[What is required] Answer with a single number, the count of lines in the material below that contain the word "person".
· · · · · · ·
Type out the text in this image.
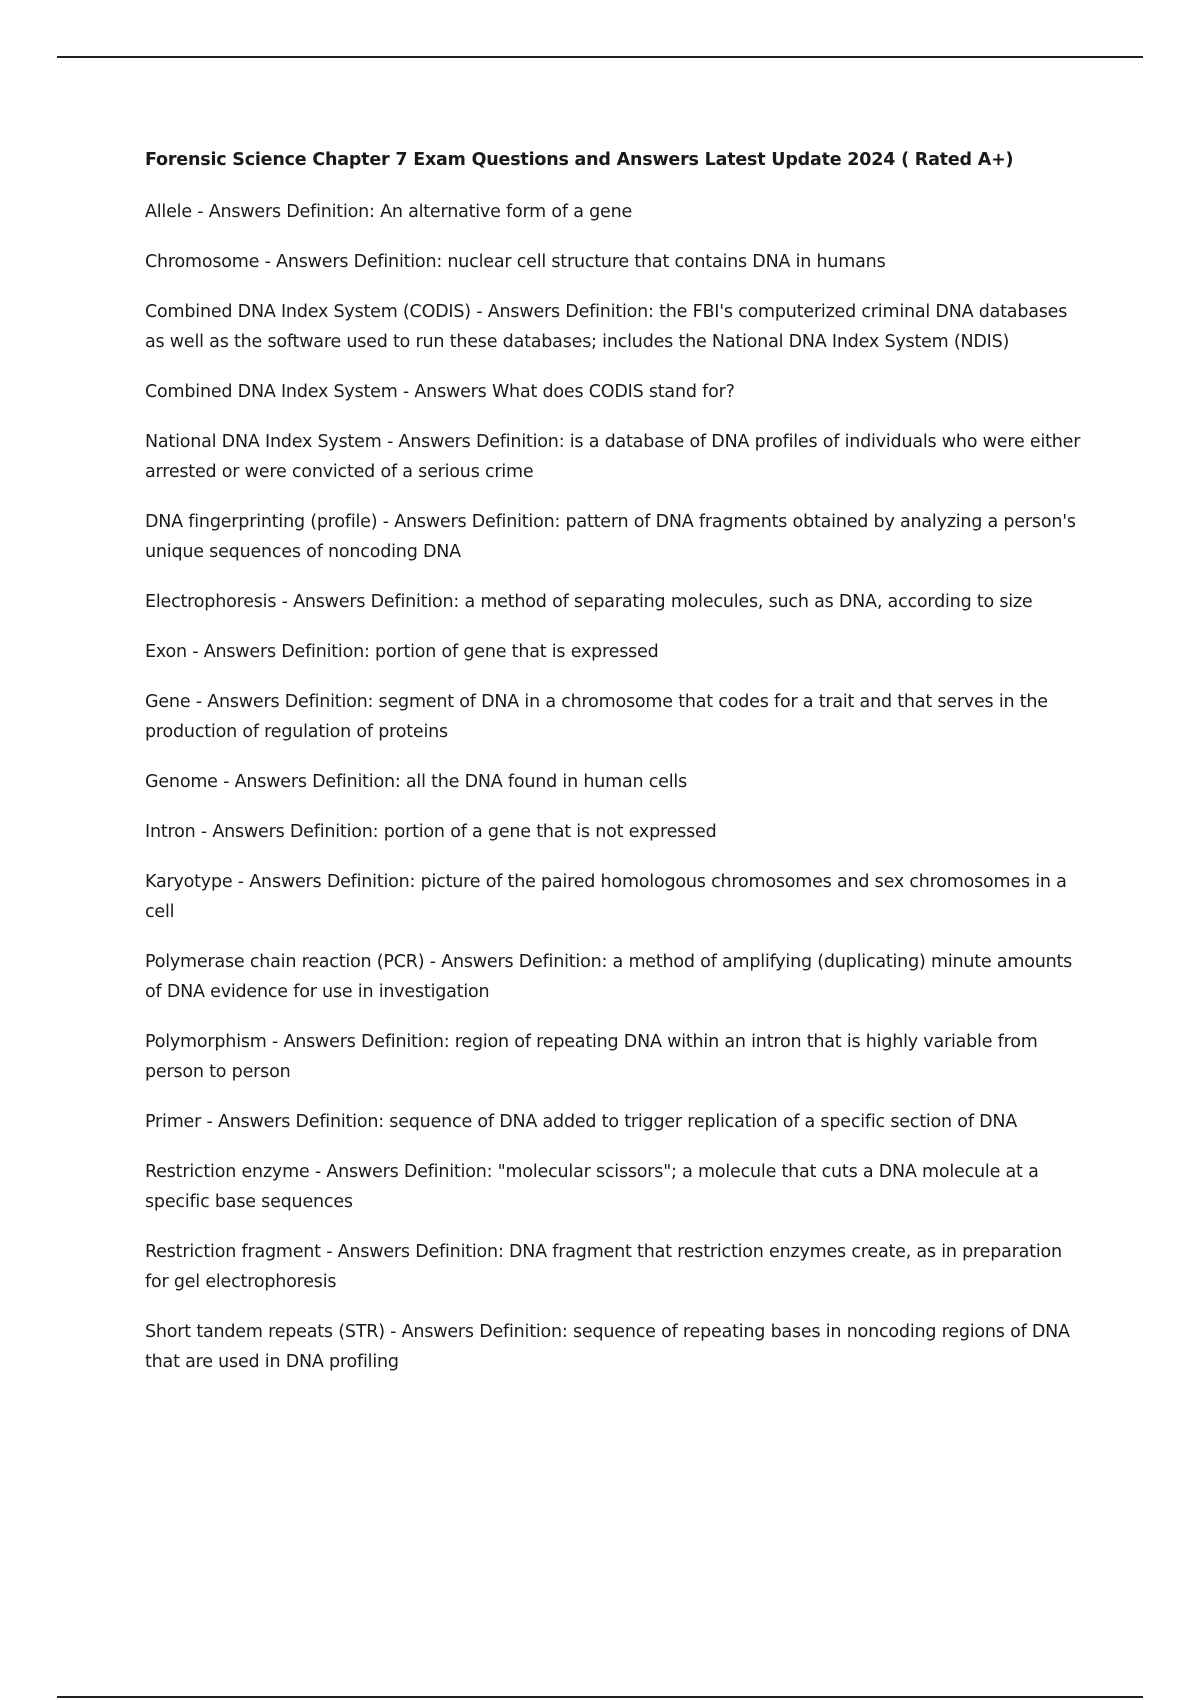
Forensic Science Chapter 7 Exam Questions and Answers Latest Update 2024 ( Rated A+)
Allele - Answers Definition: An alternative form of a gene
Chromosome - Answers Definition: nuclear cell structure that contains DNA in humans
Combined DNA Index System (CODIS) - Answers Definition: the FBI's computerized criminal DNA databases as well as the software used to run these databases; includes the National DNA Index System (NDIS)
Combined DNA Index System - Answers What does CODIS stand for?
National DNA Index System - Answers Definition: is a database of DNA profiles of individuals who were either arrested or were convicted of a serious crime
DNA fingerprinting (profile) - Answers Definition: pattern of DNA fragments obtained by analyzing a person's unique sequences of noncoding DNA
Electrophoresis - Answers Definition: a method of separating molecules, such as DNA, according to size
Exon - Answers Definition: portion of gene that is expressed
Gene - Answers Definition: segment of DNA in a chromosome that codes for a trait and that serves in the production of regulation of proteins
Genome - Answers Definition: all the DNA found in human cells
Intron - Answers Definition: portion of a gene that is not expressed
Karyotype - Answers Definition: picture of the paired homologous chromosomes and sex chromosomes in a cell
Polymerase chain reaction (PCR) - Answers Definition: a method of amplifying (duplicating) minute amounts of DNA evidence for use in investigation
Polymorphism - Answers Definition: region of repeating DNA within an intron that is highly variable from person to person
Primer - Answers Definition: sequence of DNA added to trigger replication of a specific section of DNA
Restriction enzyme - Answers Definition: "molecular scissors"; a molecule that cuts a DNA molecule at a specific base sequences
Restriction fragment - Answers Definition: DNA fragment that restriction enzymes create, as in preparation for gel electrophoresis
Short tandem repeats (STR) - Answers Definition: sequence of repeating bases in noncoding regions of DNA that are used in DNA profiling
· · · · · · ·
[Answer] 2